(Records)

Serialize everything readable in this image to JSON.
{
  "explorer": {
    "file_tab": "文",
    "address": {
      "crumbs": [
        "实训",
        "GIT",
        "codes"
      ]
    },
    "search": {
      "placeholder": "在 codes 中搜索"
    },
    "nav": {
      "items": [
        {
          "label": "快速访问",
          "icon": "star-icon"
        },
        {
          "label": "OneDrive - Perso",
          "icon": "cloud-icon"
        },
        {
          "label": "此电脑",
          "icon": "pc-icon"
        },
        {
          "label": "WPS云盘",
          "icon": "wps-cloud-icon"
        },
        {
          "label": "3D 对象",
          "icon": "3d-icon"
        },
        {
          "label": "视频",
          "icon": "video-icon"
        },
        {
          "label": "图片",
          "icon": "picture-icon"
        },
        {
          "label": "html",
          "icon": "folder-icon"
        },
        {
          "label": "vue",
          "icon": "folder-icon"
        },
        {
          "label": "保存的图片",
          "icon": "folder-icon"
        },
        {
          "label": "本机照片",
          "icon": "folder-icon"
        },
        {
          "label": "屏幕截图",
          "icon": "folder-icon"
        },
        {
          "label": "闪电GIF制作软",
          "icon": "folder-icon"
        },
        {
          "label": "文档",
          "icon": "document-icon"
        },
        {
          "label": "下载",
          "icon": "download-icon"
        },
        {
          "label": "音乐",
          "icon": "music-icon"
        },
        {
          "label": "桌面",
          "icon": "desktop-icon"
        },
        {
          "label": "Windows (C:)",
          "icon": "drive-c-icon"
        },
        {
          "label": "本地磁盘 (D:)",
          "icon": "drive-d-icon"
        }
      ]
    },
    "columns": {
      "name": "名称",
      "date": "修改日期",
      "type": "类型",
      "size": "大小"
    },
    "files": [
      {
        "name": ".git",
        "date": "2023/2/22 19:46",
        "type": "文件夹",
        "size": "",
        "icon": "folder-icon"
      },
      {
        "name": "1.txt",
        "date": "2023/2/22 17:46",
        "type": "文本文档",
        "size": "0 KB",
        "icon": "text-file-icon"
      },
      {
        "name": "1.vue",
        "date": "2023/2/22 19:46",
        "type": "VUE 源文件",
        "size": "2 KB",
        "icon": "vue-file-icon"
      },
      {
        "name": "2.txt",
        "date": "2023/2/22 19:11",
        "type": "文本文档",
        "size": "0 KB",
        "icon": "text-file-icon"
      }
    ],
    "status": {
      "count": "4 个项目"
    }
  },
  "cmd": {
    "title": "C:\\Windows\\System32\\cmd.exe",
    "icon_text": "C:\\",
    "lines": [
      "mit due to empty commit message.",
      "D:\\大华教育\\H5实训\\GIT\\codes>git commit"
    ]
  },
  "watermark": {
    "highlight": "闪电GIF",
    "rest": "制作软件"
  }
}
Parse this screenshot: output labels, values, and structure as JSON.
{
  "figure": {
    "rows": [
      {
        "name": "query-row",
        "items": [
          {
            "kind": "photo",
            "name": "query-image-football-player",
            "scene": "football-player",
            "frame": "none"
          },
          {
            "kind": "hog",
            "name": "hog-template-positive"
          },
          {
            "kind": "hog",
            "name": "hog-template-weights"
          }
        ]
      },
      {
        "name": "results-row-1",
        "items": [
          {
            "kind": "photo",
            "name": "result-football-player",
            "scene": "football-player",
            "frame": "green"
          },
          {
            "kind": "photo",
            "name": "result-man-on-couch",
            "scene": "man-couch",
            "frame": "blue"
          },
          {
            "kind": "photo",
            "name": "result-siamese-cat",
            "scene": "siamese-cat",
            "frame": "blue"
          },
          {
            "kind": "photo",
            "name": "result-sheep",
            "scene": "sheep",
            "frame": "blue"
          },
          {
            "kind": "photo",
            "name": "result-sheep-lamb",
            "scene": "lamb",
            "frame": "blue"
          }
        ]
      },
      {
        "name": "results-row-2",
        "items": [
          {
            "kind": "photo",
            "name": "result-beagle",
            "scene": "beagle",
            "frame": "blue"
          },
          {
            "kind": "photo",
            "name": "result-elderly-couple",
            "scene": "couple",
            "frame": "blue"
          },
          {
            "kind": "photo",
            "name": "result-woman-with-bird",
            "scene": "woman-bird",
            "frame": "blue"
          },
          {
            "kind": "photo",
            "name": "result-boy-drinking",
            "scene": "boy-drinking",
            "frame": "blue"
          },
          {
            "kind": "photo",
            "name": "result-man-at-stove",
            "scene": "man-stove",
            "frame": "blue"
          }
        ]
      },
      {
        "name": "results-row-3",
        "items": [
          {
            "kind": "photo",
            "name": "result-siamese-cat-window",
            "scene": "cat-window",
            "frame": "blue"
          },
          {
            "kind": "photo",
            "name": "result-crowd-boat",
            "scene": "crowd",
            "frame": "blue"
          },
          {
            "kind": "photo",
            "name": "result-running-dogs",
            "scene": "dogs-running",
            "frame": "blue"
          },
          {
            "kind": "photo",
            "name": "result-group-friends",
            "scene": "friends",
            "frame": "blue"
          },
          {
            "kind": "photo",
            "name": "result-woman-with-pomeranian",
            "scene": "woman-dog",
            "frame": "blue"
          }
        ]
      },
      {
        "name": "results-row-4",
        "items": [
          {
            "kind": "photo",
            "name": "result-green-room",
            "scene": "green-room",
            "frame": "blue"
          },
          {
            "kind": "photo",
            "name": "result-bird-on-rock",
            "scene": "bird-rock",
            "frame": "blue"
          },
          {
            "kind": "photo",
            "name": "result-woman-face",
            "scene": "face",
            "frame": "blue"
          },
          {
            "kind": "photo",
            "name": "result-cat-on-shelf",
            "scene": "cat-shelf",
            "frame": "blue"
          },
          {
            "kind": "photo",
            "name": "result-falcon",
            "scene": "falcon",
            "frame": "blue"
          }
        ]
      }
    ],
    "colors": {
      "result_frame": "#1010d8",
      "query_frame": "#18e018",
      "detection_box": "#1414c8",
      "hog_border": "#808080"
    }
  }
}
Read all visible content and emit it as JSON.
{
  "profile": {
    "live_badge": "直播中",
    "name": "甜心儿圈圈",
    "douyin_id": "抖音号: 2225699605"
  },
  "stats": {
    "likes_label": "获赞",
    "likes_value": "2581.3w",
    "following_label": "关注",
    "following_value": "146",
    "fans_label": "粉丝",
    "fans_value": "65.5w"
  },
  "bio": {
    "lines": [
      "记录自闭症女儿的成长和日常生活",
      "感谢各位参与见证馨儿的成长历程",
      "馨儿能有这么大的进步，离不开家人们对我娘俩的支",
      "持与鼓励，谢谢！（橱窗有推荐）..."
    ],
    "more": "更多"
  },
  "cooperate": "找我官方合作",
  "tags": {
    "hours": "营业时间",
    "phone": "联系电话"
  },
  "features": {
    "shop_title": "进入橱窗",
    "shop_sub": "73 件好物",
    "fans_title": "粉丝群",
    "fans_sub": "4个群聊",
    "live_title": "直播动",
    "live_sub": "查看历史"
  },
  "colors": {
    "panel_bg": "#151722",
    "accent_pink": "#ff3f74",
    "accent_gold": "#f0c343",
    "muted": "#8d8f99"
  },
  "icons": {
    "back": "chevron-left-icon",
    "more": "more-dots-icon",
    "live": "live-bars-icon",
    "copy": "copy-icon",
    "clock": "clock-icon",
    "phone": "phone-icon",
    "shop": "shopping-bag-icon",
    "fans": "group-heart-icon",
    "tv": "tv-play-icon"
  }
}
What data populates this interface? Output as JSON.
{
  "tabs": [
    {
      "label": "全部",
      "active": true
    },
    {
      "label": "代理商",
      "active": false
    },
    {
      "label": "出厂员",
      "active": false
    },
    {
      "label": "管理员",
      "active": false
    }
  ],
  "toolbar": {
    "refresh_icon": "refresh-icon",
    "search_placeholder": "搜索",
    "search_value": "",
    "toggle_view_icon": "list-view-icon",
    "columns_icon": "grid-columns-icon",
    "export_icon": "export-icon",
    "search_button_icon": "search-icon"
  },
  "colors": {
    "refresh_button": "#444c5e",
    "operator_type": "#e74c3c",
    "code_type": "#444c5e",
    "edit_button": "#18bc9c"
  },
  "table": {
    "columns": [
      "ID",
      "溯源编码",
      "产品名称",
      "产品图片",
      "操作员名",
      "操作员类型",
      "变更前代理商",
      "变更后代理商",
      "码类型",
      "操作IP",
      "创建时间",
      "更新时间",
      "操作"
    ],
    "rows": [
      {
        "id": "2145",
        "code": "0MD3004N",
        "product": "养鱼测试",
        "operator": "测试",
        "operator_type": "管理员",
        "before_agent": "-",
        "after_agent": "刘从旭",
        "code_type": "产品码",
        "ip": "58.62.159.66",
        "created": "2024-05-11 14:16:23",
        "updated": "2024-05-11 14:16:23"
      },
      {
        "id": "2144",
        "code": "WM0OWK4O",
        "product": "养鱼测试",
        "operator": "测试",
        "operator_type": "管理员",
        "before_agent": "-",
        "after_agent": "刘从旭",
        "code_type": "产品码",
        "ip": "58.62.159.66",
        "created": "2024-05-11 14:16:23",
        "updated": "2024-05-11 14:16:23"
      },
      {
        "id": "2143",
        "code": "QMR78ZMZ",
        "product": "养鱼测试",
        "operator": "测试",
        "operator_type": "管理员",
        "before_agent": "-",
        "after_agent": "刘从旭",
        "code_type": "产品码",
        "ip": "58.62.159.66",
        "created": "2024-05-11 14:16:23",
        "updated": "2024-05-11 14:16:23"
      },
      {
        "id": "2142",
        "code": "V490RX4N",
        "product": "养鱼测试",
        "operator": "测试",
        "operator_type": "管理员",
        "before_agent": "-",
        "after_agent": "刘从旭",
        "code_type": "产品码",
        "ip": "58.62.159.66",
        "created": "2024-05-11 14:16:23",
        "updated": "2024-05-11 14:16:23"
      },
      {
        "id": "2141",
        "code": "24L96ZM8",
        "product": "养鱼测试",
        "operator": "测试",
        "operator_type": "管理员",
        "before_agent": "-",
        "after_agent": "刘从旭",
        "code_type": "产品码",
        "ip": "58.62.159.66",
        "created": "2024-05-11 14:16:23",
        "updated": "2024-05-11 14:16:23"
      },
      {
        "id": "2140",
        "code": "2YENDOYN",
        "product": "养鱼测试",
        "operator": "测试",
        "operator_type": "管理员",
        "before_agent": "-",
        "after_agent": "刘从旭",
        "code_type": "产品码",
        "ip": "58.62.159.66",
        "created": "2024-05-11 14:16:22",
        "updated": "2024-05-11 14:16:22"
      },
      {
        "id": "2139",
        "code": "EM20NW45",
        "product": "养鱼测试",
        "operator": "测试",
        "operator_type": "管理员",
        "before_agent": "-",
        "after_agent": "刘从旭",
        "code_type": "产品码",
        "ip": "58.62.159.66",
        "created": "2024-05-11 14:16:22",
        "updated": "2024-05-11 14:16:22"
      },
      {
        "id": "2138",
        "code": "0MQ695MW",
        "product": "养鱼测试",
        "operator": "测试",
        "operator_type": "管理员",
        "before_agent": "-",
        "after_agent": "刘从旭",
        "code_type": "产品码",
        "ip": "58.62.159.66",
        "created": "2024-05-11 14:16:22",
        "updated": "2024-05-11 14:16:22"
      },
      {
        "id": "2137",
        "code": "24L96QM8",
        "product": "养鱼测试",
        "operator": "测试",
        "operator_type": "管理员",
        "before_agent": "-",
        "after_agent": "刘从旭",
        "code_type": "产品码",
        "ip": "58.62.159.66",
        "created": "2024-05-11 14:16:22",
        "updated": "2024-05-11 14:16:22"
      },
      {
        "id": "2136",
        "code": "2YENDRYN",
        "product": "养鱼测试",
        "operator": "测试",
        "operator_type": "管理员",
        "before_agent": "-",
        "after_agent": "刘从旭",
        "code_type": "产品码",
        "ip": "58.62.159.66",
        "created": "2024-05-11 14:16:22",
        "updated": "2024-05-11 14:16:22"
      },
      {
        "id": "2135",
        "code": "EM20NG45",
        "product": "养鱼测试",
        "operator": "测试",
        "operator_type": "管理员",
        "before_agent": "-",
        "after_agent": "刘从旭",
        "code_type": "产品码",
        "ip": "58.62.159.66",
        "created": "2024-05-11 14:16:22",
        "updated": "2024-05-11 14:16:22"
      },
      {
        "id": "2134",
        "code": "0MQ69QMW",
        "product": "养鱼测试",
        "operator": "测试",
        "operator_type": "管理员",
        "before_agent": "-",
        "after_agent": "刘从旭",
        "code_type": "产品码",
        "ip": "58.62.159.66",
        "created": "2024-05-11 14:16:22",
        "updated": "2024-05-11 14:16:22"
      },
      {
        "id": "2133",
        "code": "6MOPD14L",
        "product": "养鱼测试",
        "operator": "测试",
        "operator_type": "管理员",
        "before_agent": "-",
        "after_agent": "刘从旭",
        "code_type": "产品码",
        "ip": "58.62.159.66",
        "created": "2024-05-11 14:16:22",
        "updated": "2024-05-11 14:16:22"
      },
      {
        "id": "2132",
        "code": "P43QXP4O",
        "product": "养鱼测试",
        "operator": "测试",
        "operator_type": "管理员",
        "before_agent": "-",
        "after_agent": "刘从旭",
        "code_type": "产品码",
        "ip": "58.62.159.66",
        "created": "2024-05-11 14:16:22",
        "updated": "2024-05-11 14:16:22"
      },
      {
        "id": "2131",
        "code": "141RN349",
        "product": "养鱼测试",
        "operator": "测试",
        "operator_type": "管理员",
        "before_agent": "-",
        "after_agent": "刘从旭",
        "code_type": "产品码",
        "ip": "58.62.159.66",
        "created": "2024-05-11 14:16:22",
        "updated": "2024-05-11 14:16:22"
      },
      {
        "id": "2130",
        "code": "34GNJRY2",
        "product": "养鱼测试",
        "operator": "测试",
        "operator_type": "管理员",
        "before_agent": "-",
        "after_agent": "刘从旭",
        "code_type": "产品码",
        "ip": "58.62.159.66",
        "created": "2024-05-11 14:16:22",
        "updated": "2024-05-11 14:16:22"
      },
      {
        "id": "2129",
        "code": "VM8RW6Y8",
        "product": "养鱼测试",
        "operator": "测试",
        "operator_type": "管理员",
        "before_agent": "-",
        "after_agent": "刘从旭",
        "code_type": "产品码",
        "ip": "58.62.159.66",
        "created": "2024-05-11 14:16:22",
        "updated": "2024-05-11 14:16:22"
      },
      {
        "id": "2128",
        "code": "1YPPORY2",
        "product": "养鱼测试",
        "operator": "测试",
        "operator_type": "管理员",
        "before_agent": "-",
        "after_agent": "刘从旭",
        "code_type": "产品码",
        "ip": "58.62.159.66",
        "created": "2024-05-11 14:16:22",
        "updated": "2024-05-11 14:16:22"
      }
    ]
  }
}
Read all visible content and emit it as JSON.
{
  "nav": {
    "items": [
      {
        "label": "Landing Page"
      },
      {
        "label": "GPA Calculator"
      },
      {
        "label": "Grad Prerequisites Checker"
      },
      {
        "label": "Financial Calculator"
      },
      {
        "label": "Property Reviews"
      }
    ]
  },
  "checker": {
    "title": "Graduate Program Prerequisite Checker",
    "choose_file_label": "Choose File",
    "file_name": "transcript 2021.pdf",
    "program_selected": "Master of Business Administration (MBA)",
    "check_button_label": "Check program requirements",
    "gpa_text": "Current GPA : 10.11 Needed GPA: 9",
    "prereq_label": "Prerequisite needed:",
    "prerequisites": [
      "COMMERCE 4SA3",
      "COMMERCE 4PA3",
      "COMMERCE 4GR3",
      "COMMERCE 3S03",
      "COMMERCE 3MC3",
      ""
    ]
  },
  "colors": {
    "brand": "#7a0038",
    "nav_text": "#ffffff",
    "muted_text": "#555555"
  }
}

EXERCISE DETAILS → Of the lines in the data, how many contain the word "player"? Provide the number and nothing further.

WRITTEN RESPONSE → 4